====== Extracted material

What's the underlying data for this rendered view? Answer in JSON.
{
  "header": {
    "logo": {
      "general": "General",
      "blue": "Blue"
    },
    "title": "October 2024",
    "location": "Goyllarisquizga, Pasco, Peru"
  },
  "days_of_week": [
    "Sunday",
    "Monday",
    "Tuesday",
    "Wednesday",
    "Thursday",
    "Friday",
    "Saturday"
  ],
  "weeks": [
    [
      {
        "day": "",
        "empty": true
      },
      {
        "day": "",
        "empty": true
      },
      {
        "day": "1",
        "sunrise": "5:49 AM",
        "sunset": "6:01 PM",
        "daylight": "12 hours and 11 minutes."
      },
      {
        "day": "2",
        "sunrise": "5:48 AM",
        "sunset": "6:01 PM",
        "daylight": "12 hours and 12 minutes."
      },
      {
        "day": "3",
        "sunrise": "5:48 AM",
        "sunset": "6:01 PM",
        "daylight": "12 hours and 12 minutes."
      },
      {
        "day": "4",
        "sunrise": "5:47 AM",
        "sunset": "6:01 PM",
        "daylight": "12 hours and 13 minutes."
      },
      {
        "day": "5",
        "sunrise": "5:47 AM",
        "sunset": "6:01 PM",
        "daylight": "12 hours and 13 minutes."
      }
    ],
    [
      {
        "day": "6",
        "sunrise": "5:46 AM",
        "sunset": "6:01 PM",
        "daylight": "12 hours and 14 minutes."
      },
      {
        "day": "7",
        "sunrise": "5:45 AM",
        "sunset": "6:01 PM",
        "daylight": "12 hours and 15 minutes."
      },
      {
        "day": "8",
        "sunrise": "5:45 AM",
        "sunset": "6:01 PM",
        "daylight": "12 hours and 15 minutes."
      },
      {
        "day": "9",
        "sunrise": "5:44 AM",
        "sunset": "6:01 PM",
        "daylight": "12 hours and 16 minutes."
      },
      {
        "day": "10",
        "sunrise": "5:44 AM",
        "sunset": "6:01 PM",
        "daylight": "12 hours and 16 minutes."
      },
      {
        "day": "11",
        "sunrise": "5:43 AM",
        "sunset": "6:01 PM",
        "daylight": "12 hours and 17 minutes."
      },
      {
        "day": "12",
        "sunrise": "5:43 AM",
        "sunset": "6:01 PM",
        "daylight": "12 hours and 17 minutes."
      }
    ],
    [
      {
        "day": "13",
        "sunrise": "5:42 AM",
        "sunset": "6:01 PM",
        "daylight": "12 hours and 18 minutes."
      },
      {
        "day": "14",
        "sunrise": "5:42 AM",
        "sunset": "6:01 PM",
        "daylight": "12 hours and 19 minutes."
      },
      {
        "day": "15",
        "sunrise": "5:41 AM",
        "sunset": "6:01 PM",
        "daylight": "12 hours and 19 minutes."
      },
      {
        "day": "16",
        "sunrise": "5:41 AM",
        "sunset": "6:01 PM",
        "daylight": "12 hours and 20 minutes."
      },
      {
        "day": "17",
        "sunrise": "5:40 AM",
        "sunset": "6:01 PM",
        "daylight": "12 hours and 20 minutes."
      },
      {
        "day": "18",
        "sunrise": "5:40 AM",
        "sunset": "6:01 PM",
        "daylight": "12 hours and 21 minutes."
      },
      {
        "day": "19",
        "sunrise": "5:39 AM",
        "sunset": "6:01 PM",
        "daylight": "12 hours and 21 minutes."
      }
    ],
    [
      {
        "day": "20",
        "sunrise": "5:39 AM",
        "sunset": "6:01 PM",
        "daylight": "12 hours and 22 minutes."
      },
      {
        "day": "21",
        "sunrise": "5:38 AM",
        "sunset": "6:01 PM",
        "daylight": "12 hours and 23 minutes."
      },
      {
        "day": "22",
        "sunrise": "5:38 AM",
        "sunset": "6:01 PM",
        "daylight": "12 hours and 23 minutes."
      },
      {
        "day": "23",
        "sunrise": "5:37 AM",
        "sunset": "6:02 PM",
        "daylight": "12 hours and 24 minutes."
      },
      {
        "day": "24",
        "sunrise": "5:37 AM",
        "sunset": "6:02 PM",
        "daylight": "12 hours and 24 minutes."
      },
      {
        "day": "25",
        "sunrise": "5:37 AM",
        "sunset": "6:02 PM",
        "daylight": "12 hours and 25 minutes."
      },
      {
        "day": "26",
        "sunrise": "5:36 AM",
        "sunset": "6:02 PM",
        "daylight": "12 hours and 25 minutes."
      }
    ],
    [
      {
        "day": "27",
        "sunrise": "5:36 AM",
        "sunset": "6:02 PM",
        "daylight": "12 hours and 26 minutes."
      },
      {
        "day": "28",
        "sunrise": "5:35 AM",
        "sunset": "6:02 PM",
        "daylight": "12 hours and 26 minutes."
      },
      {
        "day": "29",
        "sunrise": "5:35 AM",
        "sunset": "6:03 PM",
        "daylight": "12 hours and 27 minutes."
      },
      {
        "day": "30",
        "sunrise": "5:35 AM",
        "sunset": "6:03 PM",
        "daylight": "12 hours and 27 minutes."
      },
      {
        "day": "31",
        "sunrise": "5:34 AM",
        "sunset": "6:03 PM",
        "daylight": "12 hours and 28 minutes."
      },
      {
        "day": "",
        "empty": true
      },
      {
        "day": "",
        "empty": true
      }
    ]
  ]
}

============

» Instruction:
Retype all the records, matching them exactly.

» Task solution:
What's the underlying data for this rendered view? Answer in JSON.
{
  "header": {
    "logo": {
      "general": "General",
      "blue": "Blue"
    },
    "title": "October 2024",
    "location": "Goyllarisquizga, Pasco, Peru"
  },
  "days_of_week": [
    "Sunday",
    "Monday",
    "Tuesday",
    "Wednesday",
    "Thursday",
    "Friday",
    "Saturday"
  ],
  "weeks": [
    [
      {
        "day": "",
        "empty": true
      },
      {
        "day": "",
        "empty": true
      },
      {
        "day": "1",
        "sunrise": "5:49 AM",
        "sunset": "6:01 PM",
        "daylight": "12 hours and 11 minutes."
      },
      {
        "day": "2",
        "sunrise": "5:48 AM",
        "sunset": "6:01 PM",
        "daylight": "12 hours and 12 minutes."
      },
      {
        "day": "3",
        "sunrise": "5:48 AM",
        "sunset": "6:01 PM",
        "daylight": "12 hours and 12 minutes."
      },
      {
        "day": "4",
        "sunrise": "5:47 AM",
        "sunset": "6:01 PM",
        "daylight": "12 hours and 13 minutes."
      },
      {
        "day": "5",
        "sunrise": "5:47 AM",
        "sunset": "6:01 PM",
        "daylight": "12 hours and 13 minutes."
      }
    ],
    [
      {
        "day": "6",
        "sunrise": "5:46 AM",
        "sunset": "6:01 PM",
        "daylight": "12 hours and 14 minutes."
      },
      {
        "day": "7",
        "sunrise": "5:45 AM",
        "sunset": "6:01 PM",
        "daylight": "12 hours and 15 minutes."
      },
      {
        "day": "8",
        "sunrise": "5:45 AM",
        "sunset": "6:01 PM",
        "daylight": "12 hours and 15 minutes."
      },
      {
        "day": "9",
        "sunrise": "5:44 AM",
        "sunset": "6:01 PM",
        "daylight": "12 hours and 16 minutes."
      },
      {
        "day": "10",
        "sunrise": "5:44 AM",
        "sunset": "6:01 PM",
        "daylight": "12 hours and 16 minutes."
      },
      {
        "day": "11",
        "sunrise": "5:43 AM",
        "sunset": "6:01 PM",
        "daylight": "12 hours and 17 minutes."
      },
      {
        "day": "12",
        "sunrise": "5:43 AM",
        "sunset": "6:01 PM",
        "daylight": "12 hours and 17 minutes."
      }
    ],
    [
      {
        "day": "13",
        "sunrise": "5:42 AM",
        "sunset": "6:01 PM",
        "daylight": "12 hours and 18 minutes."
      },
      {
        "day": "14",
        "sunrise": "5:42 AM",
        "sunset": "6:01 PM",
        "daylight": "12 hours and 19 minutes."
      },
      {
        "day": "15",
        "sunrise": "5:41 AM",
        "sunset": "6:01 PM",
        "daylight": "12 hours and 19 minutes."
      },
      {
        "day": "16",
        "sunrise": "5:41 AM",
        "sunset": "6:01 PM",
        "daylight": "12 hours and 20 minutes."
      },
      {
        "day": "17",
        "sunrise": "5:40 AM",
        "sunset": "6:01 PM",
        "daylight": "12 hours and 20 minutes."
      },
      {
        "day": "18",
        "sunrise": "5:40 AM",
        "sunset": "6:01 PM",
        "daylight": "12 hours and 21 minutes."
      },
      {
        "day": "19",
        "sunrise": "5:39 AM",
        "sunset": "6:01 PM",
        "daylight": "12 hours and 21 minutes."
      }
    ],
    [
      {
        "day": "20",
        "sunrise": "5:39 AM",
        "sunset": "6:01 PM",
        "daylight": "12 hours and 22 minutes."
      },
      {
        "day": "21",
        "sunrise": "5:38 AM",
        "sunset": "6:01 PM",
        "daylight": "12 hours and 23 minutes."
      },
      {
        "day": "22",
        "sunrise": "5:38 AM",
        "sunset": "6:01 PM",
        "daylight": "12 hours and 23 minutes."
      },
      {
        "day": "23",
        "sunrise": "5:37 AM",
        "sunset": "6:02 PM",
        "daylight": "12 hours and 24 minutes."
      },
      {
        "day": "24",
        "sunrise": "5:37 AM",
        "sunset": "6:02 PM",
        "daylight": "12 hours and 24 minutes."
      },
      {
        "day": "25",
        "sunrise": "5:37 AM",
        "sunset": "6:02 PM",
        "daylight": "12 hours and 25 minutes."
      },
      {
        "day": "26",
        "sunrise": "5:36 AM",
        "sunset": "6:02 PM",
        "daylight": "12 hours and 25 minutes."
      }
    ],
    [
      {
        "day": "27",
        "sunrise": "5:36 AM",
        "sunset": "6:02 PM",
        "daylight": "12 hours and 26 minutes."
      },
      {
        "day": "28",
        "sunrise": "5:35 AM",
        "sunset": "6:02 PM",
        "daylight": "12 hours and 26 minutes."
      },
      {
        "day": "29",
        "sunrise": "5:35 AM",
        "sunset": "6:03 PM",
        "daylight": "12 hours and 27 minutes."
      },
      {
        "day": "30",
        "sunrise": "5:35 AM",
        "sunset": "6:03 PM",
        "daylight": "12 hours and 27 minutes."
      },
      {
        "day": "31",
        "sunrise": "5:34 AM",
        "sunset": "6:03 PM",
        "daylight": "12 hours and 28 minutes."
      },
      {
        "day": "",
        "empty": true
      },
      {
        "day": "",
        "empty": true
      }
    ]
  ]
}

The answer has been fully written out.